What you should do
Give every line from the entries that contains "обеспеченных".

Given information
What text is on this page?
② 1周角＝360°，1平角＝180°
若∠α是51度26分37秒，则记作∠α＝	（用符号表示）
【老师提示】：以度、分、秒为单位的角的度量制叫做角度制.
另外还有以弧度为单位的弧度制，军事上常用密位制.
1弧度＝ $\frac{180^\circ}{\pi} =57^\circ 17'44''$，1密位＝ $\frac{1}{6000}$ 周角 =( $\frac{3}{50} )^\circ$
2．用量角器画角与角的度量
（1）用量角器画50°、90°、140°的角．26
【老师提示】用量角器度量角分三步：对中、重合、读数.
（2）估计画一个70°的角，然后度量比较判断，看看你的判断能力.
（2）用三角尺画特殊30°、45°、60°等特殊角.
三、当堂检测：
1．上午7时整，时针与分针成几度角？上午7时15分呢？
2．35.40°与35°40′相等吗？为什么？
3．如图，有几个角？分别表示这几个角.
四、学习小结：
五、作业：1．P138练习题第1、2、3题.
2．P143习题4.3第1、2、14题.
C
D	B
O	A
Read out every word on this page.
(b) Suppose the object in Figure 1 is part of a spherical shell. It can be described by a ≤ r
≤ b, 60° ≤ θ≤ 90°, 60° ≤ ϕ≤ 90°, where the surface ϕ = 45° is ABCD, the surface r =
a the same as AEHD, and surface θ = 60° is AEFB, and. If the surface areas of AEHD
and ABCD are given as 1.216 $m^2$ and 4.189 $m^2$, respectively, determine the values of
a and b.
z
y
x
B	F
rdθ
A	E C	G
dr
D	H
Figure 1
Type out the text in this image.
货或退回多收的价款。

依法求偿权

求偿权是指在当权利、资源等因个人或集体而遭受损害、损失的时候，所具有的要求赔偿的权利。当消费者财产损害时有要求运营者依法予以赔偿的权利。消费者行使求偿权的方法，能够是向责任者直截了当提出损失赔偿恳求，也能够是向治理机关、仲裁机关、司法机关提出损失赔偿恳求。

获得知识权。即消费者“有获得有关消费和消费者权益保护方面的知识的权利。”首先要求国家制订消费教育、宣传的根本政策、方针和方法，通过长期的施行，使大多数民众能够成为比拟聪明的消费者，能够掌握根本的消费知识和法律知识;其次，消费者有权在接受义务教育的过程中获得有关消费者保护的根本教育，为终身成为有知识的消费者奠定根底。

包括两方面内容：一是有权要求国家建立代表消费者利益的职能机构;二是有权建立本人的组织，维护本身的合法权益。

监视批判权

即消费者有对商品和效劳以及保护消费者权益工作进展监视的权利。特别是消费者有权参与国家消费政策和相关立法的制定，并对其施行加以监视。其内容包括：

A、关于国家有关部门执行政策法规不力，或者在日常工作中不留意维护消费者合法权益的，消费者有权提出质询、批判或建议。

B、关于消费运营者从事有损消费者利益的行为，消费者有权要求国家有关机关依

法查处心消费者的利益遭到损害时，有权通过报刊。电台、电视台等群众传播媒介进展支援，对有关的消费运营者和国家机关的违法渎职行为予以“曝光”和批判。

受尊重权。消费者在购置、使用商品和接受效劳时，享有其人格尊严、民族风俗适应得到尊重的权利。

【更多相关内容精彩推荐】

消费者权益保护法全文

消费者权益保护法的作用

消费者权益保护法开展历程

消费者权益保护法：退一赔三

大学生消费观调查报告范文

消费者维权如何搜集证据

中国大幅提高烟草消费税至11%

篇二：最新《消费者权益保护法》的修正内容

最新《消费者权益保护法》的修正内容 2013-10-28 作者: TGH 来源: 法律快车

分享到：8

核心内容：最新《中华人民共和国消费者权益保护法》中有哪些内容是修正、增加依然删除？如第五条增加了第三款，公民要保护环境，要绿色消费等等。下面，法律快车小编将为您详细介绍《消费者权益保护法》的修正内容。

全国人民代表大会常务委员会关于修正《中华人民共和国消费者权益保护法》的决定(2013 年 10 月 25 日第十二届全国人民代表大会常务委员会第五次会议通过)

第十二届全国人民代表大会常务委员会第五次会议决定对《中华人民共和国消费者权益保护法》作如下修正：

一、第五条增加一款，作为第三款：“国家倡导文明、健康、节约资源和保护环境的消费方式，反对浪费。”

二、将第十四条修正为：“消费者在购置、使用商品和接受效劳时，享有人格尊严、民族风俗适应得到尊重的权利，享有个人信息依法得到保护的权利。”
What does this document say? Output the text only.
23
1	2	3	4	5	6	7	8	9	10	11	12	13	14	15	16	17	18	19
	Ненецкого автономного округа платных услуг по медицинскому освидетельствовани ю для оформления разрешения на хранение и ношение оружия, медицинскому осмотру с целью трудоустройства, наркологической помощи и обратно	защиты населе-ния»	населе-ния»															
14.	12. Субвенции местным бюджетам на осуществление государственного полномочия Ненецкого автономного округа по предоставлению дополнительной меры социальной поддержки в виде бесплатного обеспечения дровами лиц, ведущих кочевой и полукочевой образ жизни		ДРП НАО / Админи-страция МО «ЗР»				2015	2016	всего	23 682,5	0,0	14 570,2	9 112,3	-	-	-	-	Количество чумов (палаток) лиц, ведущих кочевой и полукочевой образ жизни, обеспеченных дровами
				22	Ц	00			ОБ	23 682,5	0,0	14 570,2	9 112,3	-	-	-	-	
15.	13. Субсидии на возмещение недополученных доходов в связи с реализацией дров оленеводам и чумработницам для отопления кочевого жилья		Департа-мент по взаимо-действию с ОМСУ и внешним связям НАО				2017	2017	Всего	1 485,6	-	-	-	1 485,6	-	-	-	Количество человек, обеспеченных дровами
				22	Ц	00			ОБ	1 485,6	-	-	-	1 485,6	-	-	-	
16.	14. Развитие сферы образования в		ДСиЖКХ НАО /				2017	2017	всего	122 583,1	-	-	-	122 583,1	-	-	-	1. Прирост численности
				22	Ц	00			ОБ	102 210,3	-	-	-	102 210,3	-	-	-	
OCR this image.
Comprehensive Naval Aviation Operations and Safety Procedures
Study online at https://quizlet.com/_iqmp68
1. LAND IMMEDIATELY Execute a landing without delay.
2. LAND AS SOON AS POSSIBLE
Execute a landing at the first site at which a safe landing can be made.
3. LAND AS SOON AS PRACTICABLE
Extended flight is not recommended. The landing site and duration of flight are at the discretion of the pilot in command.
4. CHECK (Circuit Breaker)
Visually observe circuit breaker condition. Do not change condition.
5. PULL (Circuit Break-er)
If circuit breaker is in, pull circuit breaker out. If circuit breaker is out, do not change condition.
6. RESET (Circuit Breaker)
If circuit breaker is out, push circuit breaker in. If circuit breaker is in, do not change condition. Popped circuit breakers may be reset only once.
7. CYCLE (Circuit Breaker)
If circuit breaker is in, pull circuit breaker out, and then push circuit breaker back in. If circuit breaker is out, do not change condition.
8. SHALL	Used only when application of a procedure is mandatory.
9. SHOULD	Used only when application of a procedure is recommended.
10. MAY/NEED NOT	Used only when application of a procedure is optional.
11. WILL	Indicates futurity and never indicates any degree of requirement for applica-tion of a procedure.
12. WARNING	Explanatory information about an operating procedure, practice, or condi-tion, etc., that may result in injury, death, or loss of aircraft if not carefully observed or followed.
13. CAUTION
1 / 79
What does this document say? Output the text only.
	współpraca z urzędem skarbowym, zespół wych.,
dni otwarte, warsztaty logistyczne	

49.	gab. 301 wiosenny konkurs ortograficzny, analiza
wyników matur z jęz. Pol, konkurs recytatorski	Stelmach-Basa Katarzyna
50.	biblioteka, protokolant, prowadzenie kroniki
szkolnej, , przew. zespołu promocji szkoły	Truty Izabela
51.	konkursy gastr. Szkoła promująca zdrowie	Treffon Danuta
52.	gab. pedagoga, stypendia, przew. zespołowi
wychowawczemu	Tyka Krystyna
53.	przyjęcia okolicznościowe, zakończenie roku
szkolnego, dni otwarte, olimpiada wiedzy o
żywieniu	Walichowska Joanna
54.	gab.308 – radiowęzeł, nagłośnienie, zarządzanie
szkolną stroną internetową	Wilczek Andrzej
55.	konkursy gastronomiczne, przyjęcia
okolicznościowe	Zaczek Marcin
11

Full response
14.	12. Субвенции местным бюджетам на осуществление государственного полномочия Ненецкого автономного округа по предоставлению дополнительной меры социальной поддержки в виде бесплатного обеспечения дровами лиц, ведущих кочевой и полукочевой образ жизни		ДРП НАО / Админи-страция МО «ЗР»				2015	2016	всего	23 682,5	0,0	14 570,2	9 112,3	-	-	-	-	Количество чумов (палаток) лиц, ведущих кочевой и полукочевой образ жизни, обеспеченных дровами
15.	13. Субсидии на возмещение недополученных доходов в связи с реализацией дров оленеводам и чумработницам для отопления кочевого жилья		Департа-мент по взаимо-действию с ОМСУ и внешним связям НАО				2017	2017	Всего	1 485,6	-	-	-	1 485,6	-	-	-	Количество человек, обеспеченных дровами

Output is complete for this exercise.